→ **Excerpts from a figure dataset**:
┄┄┄┄┄┄

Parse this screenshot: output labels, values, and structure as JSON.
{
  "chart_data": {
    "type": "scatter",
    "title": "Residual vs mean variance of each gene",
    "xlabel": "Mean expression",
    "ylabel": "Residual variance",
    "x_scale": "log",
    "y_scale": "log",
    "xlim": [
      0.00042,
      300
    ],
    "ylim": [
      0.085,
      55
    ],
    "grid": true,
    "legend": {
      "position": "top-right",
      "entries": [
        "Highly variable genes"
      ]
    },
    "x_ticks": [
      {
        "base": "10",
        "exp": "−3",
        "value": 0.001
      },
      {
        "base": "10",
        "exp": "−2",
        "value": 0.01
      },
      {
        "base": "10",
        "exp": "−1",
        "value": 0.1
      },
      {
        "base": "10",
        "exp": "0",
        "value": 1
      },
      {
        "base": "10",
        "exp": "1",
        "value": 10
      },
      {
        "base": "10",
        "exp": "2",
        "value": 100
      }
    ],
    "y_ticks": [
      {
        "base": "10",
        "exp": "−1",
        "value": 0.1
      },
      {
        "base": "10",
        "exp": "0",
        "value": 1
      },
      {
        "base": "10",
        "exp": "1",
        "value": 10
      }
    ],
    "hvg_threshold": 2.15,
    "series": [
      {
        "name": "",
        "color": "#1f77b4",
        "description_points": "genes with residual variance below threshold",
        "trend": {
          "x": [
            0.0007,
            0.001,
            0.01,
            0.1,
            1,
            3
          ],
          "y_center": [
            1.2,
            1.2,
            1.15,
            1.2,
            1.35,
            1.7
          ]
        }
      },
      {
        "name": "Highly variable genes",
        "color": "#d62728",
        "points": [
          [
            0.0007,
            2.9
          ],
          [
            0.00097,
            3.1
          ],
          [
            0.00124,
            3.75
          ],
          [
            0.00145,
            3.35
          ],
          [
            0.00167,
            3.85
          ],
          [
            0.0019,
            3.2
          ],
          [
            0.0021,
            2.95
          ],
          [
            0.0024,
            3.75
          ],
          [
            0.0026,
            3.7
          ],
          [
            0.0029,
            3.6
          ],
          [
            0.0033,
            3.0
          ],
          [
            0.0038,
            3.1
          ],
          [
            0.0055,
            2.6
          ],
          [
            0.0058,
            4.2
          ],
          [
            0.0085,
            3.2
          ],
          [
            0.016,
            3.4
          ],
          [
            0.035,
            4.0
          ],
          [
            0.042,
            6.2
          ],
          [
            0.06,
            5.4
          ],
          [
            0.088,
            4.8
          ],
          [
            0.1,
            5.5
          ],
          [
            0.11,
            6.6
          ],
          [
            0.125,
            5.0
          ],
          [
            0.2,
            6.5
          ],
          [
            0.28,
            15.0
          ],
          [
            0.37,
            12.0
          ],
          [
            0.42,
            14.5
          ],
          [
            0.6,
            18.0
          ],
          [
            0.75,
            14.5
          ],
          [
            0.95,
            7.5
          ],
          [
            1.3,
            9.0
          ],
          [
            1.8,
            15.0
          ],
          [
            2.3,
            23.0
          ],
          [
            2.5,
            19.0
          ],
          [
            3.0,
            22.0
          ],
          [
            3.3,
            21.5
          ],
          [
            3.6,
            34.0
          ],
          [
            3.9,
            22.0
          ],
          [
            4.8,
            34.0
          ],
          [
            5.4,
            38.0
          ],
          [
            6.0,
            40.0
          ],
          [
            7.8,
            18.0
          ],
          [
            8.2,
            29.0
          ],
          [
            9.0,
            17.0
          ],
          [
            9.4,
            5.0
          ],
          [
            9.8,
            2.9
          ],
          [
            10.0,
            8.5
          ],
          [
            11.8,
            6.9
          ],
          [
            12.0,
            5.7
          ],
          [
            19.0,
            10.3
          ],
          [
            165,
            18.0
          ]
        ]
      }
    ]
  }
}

┄┄┄┄┄┄

→ **EXERCISE INSTRUCTIONS**:
Please be sure to repeat every entry exactly.

→ **ANSWER FOR THE TASK**:
Parse this screenshot: output labels, values, and structure as JSON.
{
  "chart_data": {
    "type": "scatter",
    "title": "Residual vs mean variance of each gene",
    "xlabel": "Mean expression",
    "ylabel": "Residual variance",
    "x_scale": "log",
    "y_scale": "log",
    "xlim": [
      0.00042,
      300
    ],
    "ylim": [
      0.085,
      55
    ],
    "grid": true,
    "legend": {
      "position": "top-right",
      "entries": [
        "Highly variable genes"
      ]
    },
    "x_ticks": [
      {
        "base": "10",
        "exp": "−3",
        "value": 0.001
      },
      {
        "base": "10",
        "exp": "−2",
        "value": 0.01
      },
      {
        "base": "10",
        "exp": "−1",
        "value": 0.1
      },
      {
        "base": "10",
        "exp": "0",
        "value": 1
      },
      {
        "base": "10",
        "exp": "1",
        "value": 10
      },
      {
        "base": "10",
        "exp": "2",
        "value": 100
      }
    ],
    "y_ticks": [
      {
        "base": "10",
        "exp": "−1",
        "value": 0.1
      },
      {
        "base": "10",
        "exp": "0",
        "value": 1
      },
      {
        "base": "10",
        "exp": "1",
        "value": 10
      }
    ],
    "hvg_threshold": 2.15,
    "series": [
      {
        "name": "",
        "color": "#1f77b4",
        "description_points": "genes with residual variance below threshold",
        "trend": {
          "x": [
            0.0007,
            0.001,
            0.01,
            0.1,
            1,
            3
          ],
          "y_center": [
            1.2,
            1.2,
            1.15,
            1.2,
            1.35,
            1.7
          ]
        }
      },
      {
        "name": "Highly variable genes",
        "color": "#d62728",
        "points": [
          [
            0.0007,
            2.9
          ],
          [
            0.00097,
            3.1
          ],
          [
            0.00124,
            3.75
          ],
          [
            0.00145,
            3.35
          ],
          [
            0.00167,
            3.85
          ],
          [
            0.0019,
            3.2
          ],
          [
            0.0021,
            2.95
          ],
          [
            0.0024,
            3.75
          ],
          [
            0.0026,
            3.7
          ],
          [
            0.0029,
            3.6
          ],
          [
            0.0033,
            3.0
          ],
          [
            0.0038,
            3.1
          ],
          [
            0.0055,
            2.6
          ],
          [
            0.0058,
            4.2
          ],
          [
            0.0085,
            3.2
          ],
          [
            0.016,
            3.4
          ],
          [
            0.035,
            4.0
          ],
          [
            0.042,
            6.2
          ],
          [
            0.06,
            5.4
          ],
          [
            0.088,
            4.8
          ],
          [
            0.1,
            5.5
          ],
          [
            0.11,
            6.6
          ],
          [
            0.125,
            5.0
          ],
          [
            0.2,
            6.5
          ],
          [
            0.28,
            15.0
          ],
          [
            0.37,
            12.0
          ],
          [
            0.42,
            14.5
          ],
          [
            0.6,
            18.0
          ],
          [
            0.75,
            14.5
          ],
          [
            0.95,
            7.5
          ],
          [
            1.3,
            9.0
          ],
          [
            1.8,
            15.0
          ],
          [
            2.3,
            23.0
          ],
          [
            2.5,
            19.0
          ],
          [
            3.0,
            22.0
          ],
          [
            3.3,
            21.5
          ],
          [
            3.6,
            34.0
          ],
          [
            3.9,
            22.0
          ],
          [
            4.8,
            34.0
          ],
          [
            5.4,
            38.0
          ],
          [
            6.0,
            40.0
          ],
          [
            7.8,
            18.0
          ],
          [
            8.2,
            29.0
          ],
          [
            9.0,
            17.0
          ],
          [
            9.4,
            5.0
          ],
          [
            9.8,
            2.9
          ],
          [
            10.0,
            8.5
          ],
          [
            11.8,
            6.9
          ],
          [
            12.0,
            5.7
          ],
          [
            19.0,
            10.3
          ],
          [
            165,
            18.0
          ]
        ]
      }
    ]
  }
}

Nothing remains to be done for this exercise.